What you are asked to do
Each entry needs to be restated exactly as written.

Record set
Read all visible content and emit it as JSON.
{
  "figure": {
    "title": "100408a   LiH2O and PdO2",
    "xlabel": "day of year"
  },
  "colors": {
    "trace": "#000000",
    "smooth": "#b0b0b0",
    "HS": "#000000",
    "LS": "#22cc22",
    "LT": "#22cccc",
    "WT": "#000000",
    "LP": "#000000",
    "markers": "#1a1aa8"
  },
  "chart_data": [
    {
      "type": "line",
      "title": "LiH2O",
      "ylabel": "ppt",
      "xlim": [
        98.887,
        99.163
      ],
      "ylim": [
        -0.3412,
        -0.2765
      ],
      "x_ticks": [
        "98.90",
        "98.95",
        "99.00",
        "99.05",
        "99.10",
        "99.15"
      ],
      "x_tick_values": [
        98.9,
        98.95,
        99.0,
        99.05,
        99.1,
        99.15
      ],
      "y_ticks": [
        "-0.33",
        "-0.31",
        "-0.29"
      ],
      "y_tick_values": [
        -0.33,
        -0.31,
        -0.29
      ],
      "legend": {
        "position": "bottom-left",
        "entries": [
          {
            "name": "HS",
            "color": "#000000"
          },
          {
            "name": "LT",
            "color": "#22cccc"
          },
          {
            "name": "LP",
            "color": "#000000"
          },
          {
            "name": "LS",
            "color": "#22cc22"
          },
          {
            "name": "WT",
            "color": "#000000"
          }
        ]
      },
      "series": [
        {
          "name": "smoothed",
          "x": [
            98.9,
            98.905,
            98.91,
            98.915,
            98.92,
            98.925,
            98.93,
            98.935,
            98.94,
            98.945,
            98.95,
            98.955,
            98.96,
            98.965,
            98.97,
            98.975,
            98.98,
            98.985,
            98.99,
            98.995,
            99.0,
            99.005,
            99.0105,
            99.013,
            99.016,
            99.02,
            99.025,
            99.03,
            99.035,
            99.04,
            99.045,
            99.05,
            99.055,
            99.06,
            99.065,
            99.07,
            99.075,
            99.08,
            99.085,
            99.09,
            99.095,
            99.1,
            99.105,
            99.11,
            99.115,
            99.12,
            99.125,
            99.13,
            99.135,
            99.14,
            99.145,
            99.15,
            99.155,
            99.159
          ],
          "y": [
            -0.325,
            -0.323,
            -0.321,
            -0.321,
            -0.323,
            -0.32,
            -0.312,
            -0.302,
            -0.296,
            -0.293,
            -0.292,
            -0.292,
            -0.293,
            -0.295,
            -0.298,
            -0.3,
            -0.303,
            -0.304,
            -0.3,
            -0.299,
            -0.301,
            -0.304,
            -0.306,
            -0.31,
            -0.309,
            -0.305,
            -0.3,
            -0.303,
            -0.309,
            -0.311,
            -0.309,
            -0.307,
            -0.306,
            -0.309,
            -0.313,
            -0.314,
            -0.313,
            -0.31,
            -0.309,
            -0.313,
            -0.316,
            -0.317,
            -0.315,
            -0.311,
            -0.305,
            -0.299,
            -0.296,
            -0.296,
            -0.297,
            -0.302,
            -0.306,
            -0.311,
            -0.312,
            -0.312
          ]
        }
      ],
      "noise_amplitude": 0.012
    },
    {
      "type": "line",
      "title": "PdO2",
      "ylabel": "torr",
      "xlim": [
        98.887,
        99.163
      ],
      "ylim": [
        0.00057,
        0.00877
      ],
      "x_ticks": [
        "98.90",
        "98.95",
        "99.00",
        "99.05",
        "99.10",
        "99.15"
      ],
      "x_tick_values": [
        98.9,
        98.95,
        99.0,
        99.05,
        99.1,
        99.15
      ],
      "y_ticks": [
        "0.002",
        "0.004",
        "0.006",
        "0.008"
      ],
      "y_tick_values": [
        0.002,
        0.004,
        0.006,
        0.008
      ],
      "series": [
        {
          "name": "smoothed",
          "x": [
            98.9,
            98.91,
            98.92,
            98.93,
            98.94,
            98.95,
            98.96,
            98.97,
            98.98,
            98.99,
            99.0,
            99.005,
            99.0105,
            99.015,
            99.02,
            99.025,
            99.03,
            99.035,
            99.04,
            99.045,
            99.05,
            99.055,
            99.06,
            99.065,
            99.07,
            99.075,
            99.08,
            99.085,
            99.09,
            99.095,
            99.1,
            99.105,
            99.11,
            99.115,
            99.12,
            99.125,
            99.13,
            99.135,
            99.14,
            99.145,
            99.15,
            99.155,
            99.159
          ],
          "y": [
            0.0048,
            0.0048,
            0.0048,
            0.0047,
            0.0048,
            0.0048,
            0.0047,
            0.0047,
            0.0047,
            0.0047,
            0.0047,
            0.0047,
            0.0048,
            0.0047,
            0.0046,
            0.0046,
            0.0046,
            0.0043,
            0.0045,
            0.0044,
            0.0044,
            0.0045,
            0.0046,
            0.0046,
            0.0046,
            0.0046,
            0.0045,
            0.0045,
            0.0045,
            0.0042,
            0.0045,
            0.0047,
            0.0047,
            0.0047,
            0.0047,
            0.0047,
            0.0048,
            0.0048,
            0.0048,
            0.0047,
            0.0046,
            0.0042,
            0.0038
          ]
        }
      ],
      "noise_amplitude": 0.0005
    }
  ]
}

Answer below
Read all visible content and emit it as JSON.
{
  "figure": {
    "title": "100408a   LiH2O and PdO2",
    "xlabel": "day of year"
  },
  "colors": {
    "trace": "#000000",
    "smooth": "#b0b0b0",
    "HS": "#000000",
    "LS": "#22cc22",
    "LT": "#22cccc",
    "WT": "#000000",
    "LP": "#000000",
    "markers": "#1a1aa8"
  },
  "chart_data": [
    {
      "type": "line",
      "title": "LiH2O",
      "ylabel": "ppt",
      "xlim": [
        98.887,
        99.163
      ],
      "ylim": [
        -0.3412,
        -0.2765
      ],
      "x_ticks": [
        "98.90",
        "98.95",
        "99.00",
        "99.05",
        "99.10",
        "99.15"
      ],
      "x_tick_values": [
        98.9,
        98.95,
        99.0,
        99.05,
        99.1,
        99.15
      ],
      "y_ticks": [
        "-0.33",
        "-0.31",
        "-0.29"
      ],
      "y_tick_values": [
        -0.33,
        -0.31,
        -0.29
      ],
      "legend": {
        "position": "bottom-left",
        "entries": [
          {
            "name": "HS",
            "color": "#000000"
          },
          {
            "name": "LT",
            "color": "#22cccc"
          },
          {
            "name": "LP",
            "color": "#000000"
          },
          {
            "name": "LS",
            "color": "#22cc22"
          },
          {
            "name": "WT",
            "color": "#000000"
          }
        ]
      },
      "series": [
        {
          "name": "smoothed",
          "x": [
            98.9,
            98.905,
            98.91,
            98.915,
            98.92,
            98.925,
            98.93,
            98.935,
            98.94,
            98.945,
            98.95,
            98.955,
            98.96,
            98.965,
            98.97,
            98.975,
            98.98,
            98.985,
            98.99,
            98.995,
            99.0,
            99.005,
            99.0105,
            99.013,
            99.016,
            99.02,
            99.025,
            99.03,
            99.035,
            99.04,
            99.045,
            99.05,
            99.055,
            99.06,
            99.065,
            99.07,
            99.075,
            99.08,
            99.085,
            99.09,
            99.095,
            99.1,
            99.105,
            99.11,
            99.115,
            99.12,
            99.125,
            99.13,
            99.135,
            99.14,
            99.145,
            99.15,
            99.155,
            99.159
          ],
          "y": [
            -0.325,
            -0.323,
            -0.321,
            -0.321,
            -0.323,
            -0.32,
            -0.312,
            -0.302,
            -0.296,
            -0.293,
            -0.292,
            -0.292,
            -0.293,
            -0.295,
            -0.298,
            -0.3,
            -0.303,
            -0.304,
            -0.3,
            -0.299,
            -0.301,
            -0.304,
            -0.306,
            -0.31,
            -0.309,
            -0.305,
            -0.3,
            -0.303,
            -0.309,
            -0.311,
            -0.309,
            -0.307,
            -0.306,
            -0.309,
            -0.313,
            -0.314,
            -0.313,
            -0.31,
            -0.309,
            -0.313,
            -0.316,
            -0.317,
            -0.315,
            -0.311,
            -0.305,
            -0.299,
            -0.296,
            -0.296,
            -0.297,
            -0.302,
            -0.306,
            -0.311,
            -0.312,
            -0.312
          ]
        }
      ],
      "noise_amplitude": 0.012
    },
    {
      "type": "line",
      "title": "PdO2",
      "ylabel": "torr",
      "xlim": [
        98.887,
        99.163
      ],
      "ylim": [
        0.00057,
        0.00877
      ],
      "x_ticks": [
        "98.90",
        "98.95",
        "99.00",
        "99.05",
        "99.10",
        "99.15"
      ],
      "x_tick_values": [
        98.9,
        98.95,
        99.0,
        99.05,
        99.1,
        99.15
      ],
      "y_ticks": [
        "0.002",
        "0.004",
        "0.006",
        "0.008"
      ],
      "y_tick_values": [
        0.002,
        0.004,
        0.006,
        0.008
      ],
      "series": [
        {
          "name": "smoothed",
          "x": [
            98.9,
            98.91,
            98.92,
            98.93,
            98.94,
            98.95,
            98.96,
            98.97,
            98.98,
            98.99,
            99.0,
            99.005,
            99.0105,
            99.015,
            99.02,
            99.025,
            99.03,
            99.035,
            99.04,
            99.045,
            99.05,
            99.055,
            99.06,
            99.065,
            99.07,
            99.075,
            99.08,
            99.085,
            99.09,
            99.095,
            99.1,
            99.105,
            99.11,
            99.115,
            99.12,
            99.125,
            99.13,
            99.135,
            99.14,
            99.145,
            99.15,
            99.155,
            99.159
          ],
          "y": [
            0.0048,
            0.0048,
            0.0048,
            0.0047,
            0.0048,
            0.0048,
            0.0047,
            0.0047,
            0.0047,
            0.0047,
            0.0047,
            0.0047,
            0.0048,
            0.0047,
            0.0046,
            0.0046,
            0.0046,
            0.0043,
            0.0045,
            0.0044,
            0.0044,
            0.0045,
            0.0046,
            0.0046,
            0.0046,
            0.0046,
            0.0045,
            0.0045,
            0.0045,
            0.0042,
            0.0045,
            0.0047,
            0.0047,
            0.0047,
            0.0047,
            0.0047,
            0.0048,
            0.0048,
            0.0048,
            0.0047,
            0.0046,
            0.0042,
            0.0038
          ]
        }
      ],
      "noise_amplitude": 0.0005
    }
  ]
}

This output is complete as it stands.